**Task goal:** Give only a count of the lines that include the string "hear".

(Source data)
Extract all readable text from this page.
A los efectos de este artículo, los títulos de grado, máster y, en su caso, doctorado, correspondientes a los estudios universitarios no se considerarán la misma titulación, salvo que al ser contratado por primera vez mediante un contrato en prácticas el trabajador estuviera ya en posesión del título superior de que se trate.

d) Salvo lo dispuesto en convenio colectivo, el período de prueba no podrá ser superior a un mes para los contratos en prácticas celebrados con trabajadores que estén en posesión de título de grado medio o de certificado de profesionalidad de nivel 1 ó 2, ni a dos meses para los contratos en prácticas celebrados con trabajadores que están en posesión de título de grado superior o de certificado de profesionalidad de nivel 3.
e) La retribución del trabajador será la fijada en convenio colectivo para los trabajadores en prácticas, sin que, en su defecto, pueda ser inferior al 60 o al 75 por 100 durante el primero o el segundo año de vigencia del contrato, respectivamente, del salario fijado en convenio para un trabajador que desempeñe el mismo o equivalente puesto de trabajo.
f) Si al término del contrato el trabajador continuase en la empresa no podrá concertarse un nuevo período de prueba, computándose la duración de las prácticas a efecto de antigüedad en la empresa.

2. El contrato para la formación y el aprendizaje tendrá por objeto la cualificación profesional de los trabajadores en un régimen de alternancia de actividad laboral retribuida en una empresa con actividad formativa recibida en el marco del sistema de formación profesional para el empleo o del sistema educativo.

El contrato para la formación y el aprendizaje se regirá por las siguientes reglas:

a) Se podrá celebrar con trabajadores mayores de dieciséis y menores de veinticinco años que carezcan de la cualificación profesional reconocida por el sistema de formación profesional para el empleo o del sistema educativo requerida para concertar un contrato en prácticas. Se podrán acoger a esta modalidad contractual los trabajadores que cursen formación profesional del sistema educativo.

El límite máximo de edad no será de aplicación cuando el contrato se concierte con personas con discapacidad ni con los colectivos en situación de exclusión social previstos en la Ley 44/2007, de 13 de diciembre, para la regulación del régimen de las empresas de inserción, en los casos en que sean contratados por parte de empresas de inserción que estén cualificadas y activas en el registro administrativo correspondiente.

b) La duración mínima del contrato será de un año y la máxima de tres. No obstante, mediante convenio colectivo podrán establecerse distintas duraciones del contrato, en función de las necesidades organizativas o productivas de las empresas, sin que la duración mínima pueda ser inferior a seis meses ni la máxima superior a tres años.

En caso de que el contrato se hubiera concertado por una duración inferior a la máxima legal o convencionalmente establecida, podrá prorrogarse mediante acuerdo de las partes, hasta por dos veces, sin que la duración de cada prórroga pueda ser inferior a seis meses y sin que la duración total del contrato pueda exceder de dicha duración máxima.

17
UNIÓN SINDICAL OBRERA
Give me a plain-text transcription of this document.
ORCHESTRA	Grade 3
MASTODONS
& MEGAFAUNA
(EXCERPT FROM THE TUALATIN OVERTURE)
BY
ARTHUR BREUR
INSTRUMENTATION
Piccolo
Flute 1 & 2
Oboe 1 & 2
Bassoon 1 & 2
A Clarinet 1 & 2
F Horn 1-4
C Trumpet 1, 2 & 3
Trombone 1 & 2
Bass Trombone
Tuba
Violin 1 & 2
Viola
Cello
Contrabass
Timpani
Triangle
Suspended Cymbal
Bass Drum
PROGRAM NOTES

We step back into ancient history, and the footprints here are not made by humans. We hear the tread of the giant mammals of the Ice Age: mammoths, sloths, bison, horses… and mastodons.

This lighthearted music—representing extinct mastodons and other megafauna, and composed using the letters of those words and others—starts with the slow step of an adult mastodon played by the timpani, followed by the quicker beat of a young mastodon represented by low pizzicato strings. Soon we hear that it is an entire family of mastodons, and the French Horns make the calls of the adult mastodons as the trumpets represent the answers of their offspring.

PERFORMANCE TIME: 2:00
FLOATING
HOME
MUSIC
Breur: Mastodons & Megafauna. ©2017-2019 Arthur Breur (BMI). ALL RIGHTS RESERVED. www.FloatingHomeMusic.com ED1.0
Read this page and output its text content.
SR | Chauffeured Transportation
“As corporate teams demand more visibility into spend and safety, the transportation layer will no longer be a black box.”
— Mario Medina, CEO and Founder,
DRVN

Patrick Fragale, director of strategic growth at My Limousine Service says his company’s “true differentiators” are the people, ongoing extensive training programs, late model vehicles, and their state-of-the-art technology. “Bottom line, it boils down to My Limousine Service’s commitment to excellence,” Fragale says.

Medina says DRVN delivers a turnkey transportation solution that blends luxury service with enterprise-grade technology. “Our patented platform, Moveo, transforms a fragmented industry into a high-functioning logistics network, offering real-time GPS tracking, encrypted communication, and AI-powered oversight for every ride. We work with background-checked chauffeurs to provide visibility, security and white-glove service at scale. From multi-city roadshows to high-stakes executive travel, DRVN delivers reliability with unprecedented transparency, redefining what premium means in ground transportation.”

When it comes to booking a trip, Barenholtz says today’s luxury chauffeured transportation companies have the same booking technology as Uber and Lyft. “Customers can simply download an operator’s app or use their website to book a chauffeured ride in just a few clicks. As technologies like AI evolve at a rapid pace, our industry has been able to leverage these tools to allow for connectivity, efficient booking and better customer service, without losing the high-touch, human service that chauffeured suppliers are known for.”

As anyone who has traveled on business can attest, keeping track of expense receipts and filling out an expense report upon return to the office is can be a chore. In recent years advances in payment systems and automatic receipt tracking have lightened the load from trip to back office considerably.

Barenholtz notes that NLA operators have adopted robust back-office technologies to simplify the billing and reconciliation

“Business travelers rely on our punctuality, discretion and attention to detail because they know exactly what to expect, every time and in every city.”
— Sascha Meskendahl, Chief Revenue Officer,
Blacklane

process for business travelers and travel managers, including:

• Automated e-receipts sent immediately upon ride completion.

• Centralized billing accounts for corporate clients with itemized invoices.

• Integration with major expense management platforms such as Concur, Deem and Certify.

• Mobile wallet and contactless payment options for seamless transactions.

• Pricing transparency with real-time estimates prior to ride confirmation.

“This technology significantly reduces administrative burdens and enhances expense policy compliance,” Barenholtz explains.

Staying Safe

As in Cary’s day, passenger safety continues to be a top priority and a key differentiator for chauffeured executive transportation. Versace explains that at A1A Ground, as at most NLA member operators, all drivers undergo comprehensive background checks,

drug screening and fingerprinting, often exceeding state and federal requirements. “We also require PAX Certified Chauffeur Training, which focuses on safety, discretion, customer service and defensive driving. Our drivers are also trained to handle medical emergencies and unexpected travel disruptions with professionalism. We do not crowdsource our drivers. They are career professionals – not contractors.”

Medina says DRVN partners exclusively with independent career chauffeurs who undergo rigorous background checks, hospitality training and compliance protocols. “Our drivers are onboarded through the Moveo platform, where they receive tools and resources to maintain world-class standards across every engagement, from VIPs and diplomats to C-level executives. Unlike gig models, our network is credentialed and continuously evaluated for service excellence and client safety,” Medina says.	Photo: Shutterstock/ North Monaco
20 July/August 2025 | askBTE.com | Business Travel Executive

**Written solution:** 2